(Rows from a dataset)
## start

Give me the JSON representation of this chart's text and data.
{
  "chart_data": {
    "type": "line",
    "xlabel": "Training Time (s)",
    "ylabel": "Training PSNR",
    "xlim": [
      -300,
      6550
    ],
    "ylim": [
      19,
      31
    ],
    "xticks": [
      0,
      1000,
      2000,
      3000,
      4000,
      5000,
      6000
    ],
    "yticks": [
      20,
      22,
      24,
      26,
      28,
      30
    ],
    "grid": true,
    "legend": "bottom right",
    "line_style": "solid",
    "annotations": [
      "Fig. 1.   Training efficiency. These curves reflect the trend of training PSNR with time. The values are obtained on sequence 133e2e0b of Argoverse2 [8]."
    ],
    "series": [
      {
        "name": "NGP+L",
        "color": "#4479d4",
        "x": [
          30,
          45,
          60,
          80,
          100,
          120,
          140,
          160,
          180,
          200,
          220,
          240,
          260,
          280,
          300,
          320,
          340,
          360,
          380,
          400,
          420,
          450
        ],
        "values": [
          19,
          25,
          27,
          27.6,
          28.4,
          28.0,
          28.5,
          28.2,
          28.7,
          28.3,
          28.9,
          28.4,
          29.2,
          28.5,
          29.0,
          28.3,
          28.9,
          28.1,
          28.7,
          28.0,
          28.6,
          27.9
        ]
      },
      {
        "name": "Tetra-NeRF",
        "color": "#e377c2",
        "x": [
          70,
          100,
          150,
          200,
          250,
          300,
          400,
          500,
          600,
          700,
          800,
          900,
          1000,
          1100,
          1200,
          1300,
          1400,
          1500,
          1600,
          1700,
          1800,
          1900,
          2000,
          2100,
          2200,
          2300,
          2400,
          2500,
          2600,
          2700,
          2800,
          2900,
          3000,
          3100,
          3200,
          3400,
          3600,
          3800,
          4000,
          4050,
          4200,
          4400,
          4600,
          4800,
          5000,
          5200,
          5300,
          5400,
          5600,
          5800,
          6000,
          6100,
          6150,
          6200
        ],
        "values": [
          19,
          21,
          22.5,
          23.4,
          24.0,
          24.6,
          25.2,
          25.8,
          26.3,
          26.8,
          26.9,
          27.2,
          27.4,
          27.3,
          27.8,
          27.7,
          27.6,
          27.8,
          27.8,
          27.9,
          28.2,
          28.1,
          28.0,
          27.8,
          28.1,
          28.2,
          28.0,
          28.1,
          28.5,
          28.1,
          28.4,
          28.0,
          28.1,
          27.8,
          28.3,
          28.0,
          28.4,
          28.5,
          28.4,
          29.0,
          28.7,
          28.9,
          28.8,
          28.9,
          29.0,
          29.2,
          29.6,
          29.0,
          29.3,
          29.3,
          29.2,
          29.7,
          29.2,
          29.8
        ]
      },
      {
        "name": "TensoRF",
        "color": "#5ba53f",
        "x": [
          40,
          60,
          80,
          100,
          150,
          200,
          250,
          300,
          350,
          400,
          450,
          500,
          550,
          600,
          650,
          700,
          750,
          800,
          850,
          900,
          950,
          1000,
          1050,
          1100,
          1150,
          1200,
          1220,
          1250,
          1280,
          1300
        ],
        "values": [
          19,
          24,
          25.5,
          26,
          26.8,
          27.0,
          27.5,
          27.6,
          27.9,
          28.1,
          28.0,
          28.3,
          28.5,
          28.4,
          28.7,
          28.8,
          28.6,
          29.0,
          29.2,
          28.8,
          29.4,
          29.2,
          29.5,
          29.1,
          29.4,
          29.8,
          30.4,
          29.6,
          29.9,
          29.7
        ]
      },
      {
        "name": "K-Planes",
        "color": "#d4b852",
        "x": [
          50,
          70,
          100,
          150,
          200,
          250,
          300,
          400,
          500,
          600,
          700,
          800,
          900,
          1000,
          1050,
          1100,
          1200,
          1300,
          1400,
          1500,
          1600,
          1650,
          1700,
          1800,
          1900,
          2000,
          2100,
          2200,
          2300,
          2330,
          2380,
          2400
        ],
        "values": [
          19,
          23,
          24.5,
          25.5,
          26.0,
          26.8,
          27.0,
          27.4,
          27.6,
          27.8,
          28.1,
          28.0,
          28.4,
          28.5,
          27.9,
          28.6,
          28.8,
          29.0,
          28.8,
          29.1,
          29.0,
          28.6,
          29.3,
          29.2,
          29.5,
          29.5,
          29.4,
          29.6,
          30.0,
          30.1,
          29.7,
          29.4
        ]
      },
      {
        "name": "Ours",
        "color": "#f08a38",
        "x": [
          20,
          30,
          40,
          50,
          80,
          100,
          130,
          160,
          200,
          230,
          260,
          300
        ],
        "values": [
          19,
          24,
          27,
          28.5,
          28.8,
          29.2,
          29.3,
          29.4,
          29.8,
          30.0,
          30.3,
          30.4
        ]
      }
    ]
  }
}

## end
## start

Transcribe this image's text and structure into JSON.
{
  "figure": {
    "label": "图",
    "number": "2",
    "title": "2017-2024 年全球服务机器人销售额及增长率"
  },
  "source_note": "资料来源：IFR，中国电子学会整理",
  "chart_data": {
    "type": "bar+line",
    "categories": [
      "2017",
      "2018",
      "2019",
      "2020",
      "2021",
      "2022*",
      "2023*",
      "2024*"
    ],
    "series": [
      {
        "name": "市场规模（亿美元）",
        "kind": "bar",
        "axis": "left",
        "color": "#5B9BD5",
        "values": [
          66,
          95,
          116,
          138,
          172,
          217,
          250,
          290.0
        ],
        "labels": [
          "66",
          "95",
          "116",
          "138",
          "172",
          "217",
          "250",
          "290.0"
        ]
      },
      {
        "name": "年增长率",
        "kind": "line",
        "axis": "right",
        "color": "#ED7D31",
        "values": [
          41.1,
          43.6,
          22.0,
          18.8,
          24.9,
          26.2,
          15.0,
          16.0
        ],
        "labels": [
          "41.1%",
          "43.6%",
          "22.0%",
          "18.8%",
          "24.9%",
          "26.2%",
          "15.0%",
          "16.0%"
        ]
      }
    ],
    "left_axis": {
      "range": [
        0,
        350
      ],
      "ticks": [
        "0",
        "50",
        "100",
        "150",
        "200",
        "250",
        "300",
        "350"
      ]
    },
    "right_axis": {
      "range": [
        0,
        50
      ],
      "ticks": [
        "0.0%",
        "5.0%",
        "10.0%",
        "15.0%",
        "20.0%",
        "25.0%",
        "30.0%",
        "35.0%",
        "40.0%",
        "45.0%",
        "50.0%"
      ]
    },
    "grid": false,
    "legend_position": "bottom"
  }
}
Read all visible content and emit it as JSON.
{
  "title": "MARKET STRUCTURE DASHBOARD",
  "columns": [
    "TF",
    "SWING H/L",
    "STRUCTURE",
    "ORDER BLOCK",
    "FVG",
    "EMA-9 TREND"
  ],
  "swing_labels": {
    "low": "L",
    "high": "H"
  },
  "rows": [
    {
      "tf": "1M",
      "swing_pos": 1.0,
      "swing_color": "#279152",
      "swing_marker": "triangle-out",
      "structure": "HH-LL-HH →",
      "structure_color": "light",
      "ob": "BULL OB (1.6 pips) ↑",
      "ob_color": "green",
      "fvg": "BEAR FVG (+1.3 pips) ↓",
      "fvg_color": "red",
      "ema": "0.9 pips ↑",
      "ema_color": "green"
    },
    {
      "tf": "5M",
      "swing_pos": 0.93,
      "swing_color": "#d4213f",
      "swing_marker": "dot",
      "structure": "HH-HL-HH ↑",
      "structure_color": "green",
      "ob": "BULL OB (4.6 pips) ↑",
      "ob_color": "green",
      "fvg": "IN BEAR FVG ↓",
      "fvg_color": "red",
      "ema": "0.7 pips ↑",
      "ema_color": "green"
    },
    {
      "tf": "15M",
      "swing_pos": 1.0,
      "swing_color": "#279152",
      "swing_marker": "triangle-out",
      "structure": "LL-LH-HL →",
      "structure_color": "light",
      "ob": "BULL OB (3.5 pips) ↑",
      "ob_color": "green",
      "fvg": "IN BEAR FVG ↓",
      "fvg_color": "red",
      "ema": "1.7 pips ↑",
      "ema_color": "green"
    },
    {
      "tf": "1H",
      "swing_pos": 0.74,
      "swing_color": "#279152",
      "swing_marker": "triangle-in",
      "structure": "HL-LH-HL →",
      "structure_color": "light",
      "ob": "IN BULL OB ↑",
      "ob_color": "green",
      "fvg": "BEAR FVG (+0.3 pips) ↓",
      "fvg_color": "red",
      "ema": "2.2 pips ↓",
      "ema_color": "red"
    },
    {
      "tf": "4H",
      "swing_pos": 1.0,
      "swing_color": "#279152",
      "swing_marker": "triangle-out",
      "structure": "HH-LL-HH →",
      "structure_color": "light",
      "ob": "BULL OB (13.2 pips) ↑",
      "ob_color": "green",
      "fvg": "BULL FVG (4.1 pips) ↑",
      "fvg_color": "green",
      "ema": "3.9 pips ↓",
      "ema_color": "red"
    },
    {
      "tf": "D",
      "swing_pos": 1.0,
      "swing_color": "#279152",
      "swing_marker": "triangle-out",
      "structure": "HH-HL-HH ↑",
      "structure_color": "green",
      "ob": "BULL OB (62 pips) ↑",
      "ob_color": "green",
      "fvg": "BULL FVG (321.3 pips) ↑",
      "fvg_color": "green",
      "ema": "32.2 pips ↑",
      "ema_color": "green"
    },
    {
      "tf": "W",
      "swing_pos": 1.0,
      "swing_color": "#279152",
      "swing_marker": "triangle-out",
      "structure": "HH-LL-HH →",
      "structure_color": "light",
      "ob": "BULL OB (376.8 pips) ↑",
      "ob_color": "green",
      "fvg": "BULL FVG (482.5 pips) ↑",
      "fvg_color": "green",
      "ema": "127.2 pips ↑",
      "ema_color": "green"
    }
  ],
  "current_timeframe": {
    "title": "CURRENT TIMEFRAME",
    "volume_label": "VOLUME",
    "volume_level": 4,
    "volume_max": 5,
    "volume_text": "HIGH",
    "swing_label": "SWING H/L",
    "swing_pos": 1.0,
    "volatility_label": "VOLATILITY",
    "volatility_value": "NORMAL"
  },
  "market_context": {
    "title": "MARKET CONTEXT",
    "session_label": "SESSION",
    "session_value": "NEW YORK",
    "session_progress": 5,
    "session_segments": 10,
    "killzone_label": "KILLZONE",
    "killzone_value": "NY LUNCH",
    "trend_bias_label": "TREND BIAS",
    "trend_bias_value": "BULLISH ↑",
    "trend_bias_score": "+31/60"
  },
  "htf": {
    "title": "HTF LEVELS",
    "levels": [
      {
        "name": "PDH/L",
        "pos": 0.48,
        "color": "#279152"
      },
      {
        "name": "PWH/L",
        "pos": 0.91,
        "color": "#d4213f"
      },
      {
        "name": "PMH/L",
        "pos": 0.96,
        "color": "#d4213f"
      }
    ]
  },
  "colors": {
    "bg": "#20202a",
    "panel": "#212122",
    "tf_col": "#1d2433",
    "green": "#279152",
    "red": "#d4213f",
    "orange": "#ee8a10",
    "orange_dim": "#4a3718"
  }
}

## end

→ Problem description
Select the lines that carry the string "bottom" and copy them.

→ Worked answer
    "legend": "bottom right",
    "legend_position": "bottom"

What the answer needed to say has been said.